■ What is expected: Copy all of the material exactly. Pictures are not to appear in the copy.
···
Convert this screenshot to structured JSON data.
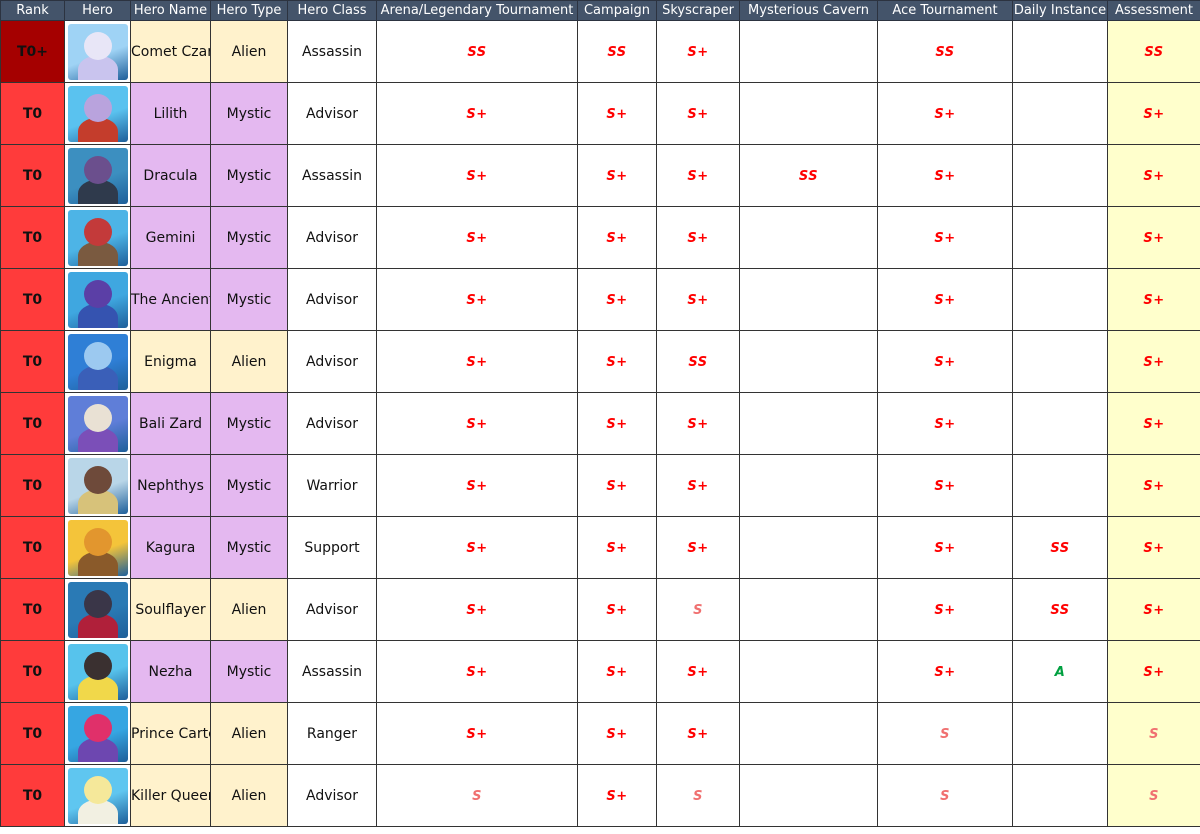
{
  "headers": [
    "Rank",
    "Hero",
    "Hero Name",
    "Hero Type",
    "Hero Class",
    "Arena/Legendary Tournament",
    "Campaign",
    "Skyscraper",
    "Mysterious Cavern",
    "Ace Tournament",
    "Daily Instance",
    "Assessment"
  ],
  "colors": {
    "header_bg": "#44546a",
    "rank_t0plus": "#a50000",
    "rank_t0": "#ff3b3b",
    "alien_bg": "#fff2cc",
    "mystic_bg": "#e4b8f0",
    "assessment_bg": "#ffffcc",
    "grade_strong": "#ff0000",
    "grade_s": "#f07070",
    "grade_a": "#00a040"
  },
  "rows": [
    {
      "rank": "T0+",
      "portrait": "comet-czar-portrait",
      "name": "Comet Czar",
      "type": "Alien",
      "class": "Assassin",
      "arena": "SS",
      "campaign": "SS",
      "skyscraper": "S+",
      "cavern": "",
      "ace": "SS",
      "daily": "",
      "assessment": "SS"
    },
    {
      "rank": "T0",
      "portrait": "lilith-portrait",
      "name": "Lilith",
      "type": "Mystic",
      "class": "Advisor",
      "arena": "S+",
      "campaign": "S+",
      "skyscraper": "S+",
      "cavern": "",
      "ace": "S+",
      "daily": "",
      "assessment": "S+"
    },
    {
      "rank": "T0",
      "portrait": "dracula-portrait",
      "name": "Dracula",
      "type": "Mystic",
      "class": "Assassin",
      "arena": "S+",
      "campaign": "S+",
      "skyscraper": "S+",
      "cavern": "SS",
      "ace": "S+",
      "daily": "",
      "assessment": "S+"
    },
    {
      "rank": "T0",
      "portrait": "gemini-portrait",
      "name": "Gemini",
      "type": "Mystic",
      "class": "Advisor",
      "arena": "S+",
      "campaign": "S+",
      "skyscraper": "S+",
      "cavern": "",
      "ace": "S+",
      "daily": "",
      "assessment": "S+"
    },
    {
      "rank": "T0",
      "portrait": "the-ancient-portrait",
      "name": "The Ancient",
      "type": "Mystic",
      "class": "Advisor",
      "arena": "S+",
      "campaign": "S+",
      "skyscraper": "S+",
      "cavern": "",
      "ace": "S+",
      "daily": "",
      "assessment": "S+"
    },
    {
      "rank": "T0",
      "portrait": "enigma-portrait",
      "name": "Enigma",
      "type": "Alien",
      "class": "Advisor",
      "arena": "S+",
      "campaign": "S+",
      "skyscraper": "SS",
      "cavern": "",
      "ace": "S+",
      "daily": "",
      "assessment": "S+"
    },
    {
      "rank": "T0",
      "portrait": "bali-zard-portrait",
      "name": "Bali Zard",
      "type": "Mystic",
      "class": "Advisor",
      "arena": "S+",
      "campaign": "S+",
      "skyscraper": "S+",
      "cavern": "",
      "ace": "S+",
      "daily": "",
      "assessment": "S+"
    },
    {
      "rank": "T0",
      "portrait": "nephthys-portrait",
      "name": "Nephthys",
      "type": "Mystic",
      "class": "Warrior",
      "arena": "S+",
      "campaign": "S+",
      "skyscraper": "S+",
      "cavern": "",
      "ace": "S+",
      "daily": "",
      "assessment": "S+"
    },
    {
      "rank": "T0",
      "portrait": "kagura-portrait",
      "name": "Kagura",
      "type": "Mystic",
      "class": "Support",
      "arena": "S+",
      "campaign": "S+",
      "skyscraper": "S+",
      "cavern": "",
      "ace": "S+",
      "daily": "SS",
      "assessment": "S+"
    },
    {
      "rank": "T0",
      "portrait": "soulflayer-portrait",
      "name": "Soulflayer",
      "type": "Alien",
      "class": "Advisor",
      "arena": "S+",
      "campaign": "S+",
      "skyscraper": "S",
      "cavern": "",
      "ace": "S+",
      "daily": "SS",
      "assessment": "S+"
    },
    {
      "rank": "T0",
      "portrait": "nezha-portrait",
      "name": "Nezha",
      "type": "Mystic",
      "class": "Assassin",
      "arena": "S+",
      "campaign": "S+",
      "skyscraper": "S+",
      "cavern": "",
      "ace": "S+",
      "daily": "A",
      "assessment": "S+"
    },
    {
      "rank": "T0",
      "portrait": "prince-carter-portrait",
      "name": "Prince Carter",
      "type": "Alien",
      "class": "Ranger",
      "arena": "S+",
      "campaign": "S+",
      "skyscraper": "S+",
      "cavern": "",
      "ace": "S",
      "daily": "",
      "assessment": "S"
    },
    {
      "rank": "T0",
      "portrait": "killer-queen-portrait",
      "name": "Killer Queen",
      "type": "Alien",
      "class": "Advisor",
      "arena": "S",
      "campaign": "S+",
      "skyscraper": "S",
      "cavern": "",
      "ace": "S",
      "daily": "",
      "assessment": "S"
    }
  ]
}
···
■ Response:
Convert this screenshot to structured JSON data.
{
  "headers": [
    "Rank",
    "Hero",
    "Hero Name",
    "Hero Type",
    "Hero Class",
    "Arena/Legendary Tournament",
    "Campaign",
    "Skyscraper",
    "Mysterious Cavern",
    "Ace Tournament",
    "Daily Instance",
    "Assessment"
  ],
  "colors": {
    "header_bg": "#44546a",
    "rank_t0plus": "#a50000",
    "rank_t0": "#ff3b3b",
    "alien_bg": "#fff2cc",
    "mystic_bg": "#e4b8f0",
    "assessment_bg": "#ffffcc",
    "grade_strong": "#ff0000",
    "grade_s": "#f07070",
    "grade_a": "#00a040"
  },
  "rows": [
    {
      "rank": "T0+",
      "portrait": "comet-czar-portrait",
      "name": "Comet Czar",
      "type": "Alien",
      "class": "Assassin",
      "arena": "SS",
      "campaign": "SS",
      "skyscraper": "S+",
      "cavern": "",
      "ace": "SS",
      "daily": "",
      "assessment": "SS"
    },
    {
      "rank": "T0",
      "portrait": "lilith-portrait",
      "name": "Lilith",
      "type": "Mystic",
      "class": "Advisor",
      "arena": "S+",
      "campaign": "S+",
      "skyscraper": "S+",
      "cavern": "",
      "ace": "S+",
      "daily": "",
      "assessment": "S+"
    },
    {
      "rank": "T0",
      "portrait": "dracula-portrait",
      "name": "Dracula",
      "type": "Mystic",
      "class": "Assassin",
      "arena": "S+",
      "campaign": "S+",
      "skyscraper": "S+",
      "cavern": "SS",
      "ace": "S+",
      "daily": "",
      "assessment": "S+"
    },
    {
      "rank": "T0",
      "portrait": "gemini-portrait",
      "name": "Gemini",
      "type": "Mystic",
      "class": "Advisor",
      "arena": "S+",
      "campaign": "S+",
      "skyscraper": "S+",
      "cavern": "",
      "ace": "S+",
      "daily": "",
      "assessment": "S+"
    },
    {
      "rank": "T0",
      "portrait": "the-ancient-portrait",
      "name": "The Ancient",
      "type": "Mystic",
      "class": "Advisor",
      "arena": "S+",
      "campaign": "S+",
      "skyscraper": "S+",
      "cavern": "",
      "ace": "S+",
      "daily": "",
      "assessment": "S+"
    },
    {
      "rank": "T0",
      "portrait": "enigma-portrait",
      "name": "Enigma",
      "type": "Alien",
      "class": "Advisor",
      "arena": "S+",
      "campaign": "S+",
      "skyscraper": "SS",
      "cavern": "",
      "ace": "S+",
      "daily": "",
      "assessment": "S+"
    },
    {
      "rank": "T0",
      "portrait": "bali-zard-portrait",
      "name": "Bali Zard",
      "type": "Mystic",
      "class": "Advisor",
      "arena": "S+",
      "campaign": "S+",
      "skyscraper": "S+",
      "cavern": "",
      "ace": "S+",
      "daily": "",
      "assessment": "S+"
    },
    {
      "rank": "T0",
      "portrait": "nephthys-portrait",
      "name": "Nephthys",
      "type": "Mystic",
      "class": "Warrior",
      "arena": "S+",
      "campaign": "S+",
      "skyscraper": "S+",
      "cavern": "",
      "ace": "S+",
      "daily": "",
      "assessment": "S+"
    },
    {
      "rank": "T0",
      "portrait": "kagura-portrait",
      "name": "Kagura",
      "type": "Mystic",
      "class": "Support",
      "arena": "S+",
      "campaign": "S+",
      "skyscraper": "S+",
      "cavern": "",
      "ace": "S+",
      "daily": "SS",
      "assessment": "S+"
    },
    {
      "rank": "T0",
      "portrait": "soulflayer-portrait",
      "name": "Soulflayer",
      "type": "Alien",
      "class": "Advisor",
      "arena": "S+",
      "campaign": "S+",
      "skyscraper": "S",
      "cavern": "",
      "ace": "S+",
      "daily": "SS",
      "assessment": "S+"
    },
    {
      "rank": "T0",
      "portrait": "nezha-portrait",
      "name": "Nezha",
      "type": "Mystic",
      "class": "Assassin",
      "arena": "S+",
      "campaign": "S+",
      "skyscraper": "S+",
      "cavern": "",
      "ace": "S+",
      "daily": "A",
      "assessment": "S+"
    },
    {
      "rank": "T0",
      "portrait": "prince-carter-portrait",
      "name": "Prince Carter",
      "type": "Alien",
      "class": "Ranger",
      "arena": "S+",
      "campaign": "S+",
      "skyscraper": "S+",
      "cavern": "",
      "ace": "S",
      "daily": "",
      "assessment": "S"
    },
    {
      "rank": "T0",
      "portrait": "killer-queen-portrait",
      "name": "Killer Queen",
      "type": "Alien",
      "class": "Advisor",
      "arena": "S",
      "campaign": "S+",
      "skyscraper": "S",
      "cavern": "",
      "ace": "S",
      "daily": "",
      "assessment": "S"
    }
  ]
}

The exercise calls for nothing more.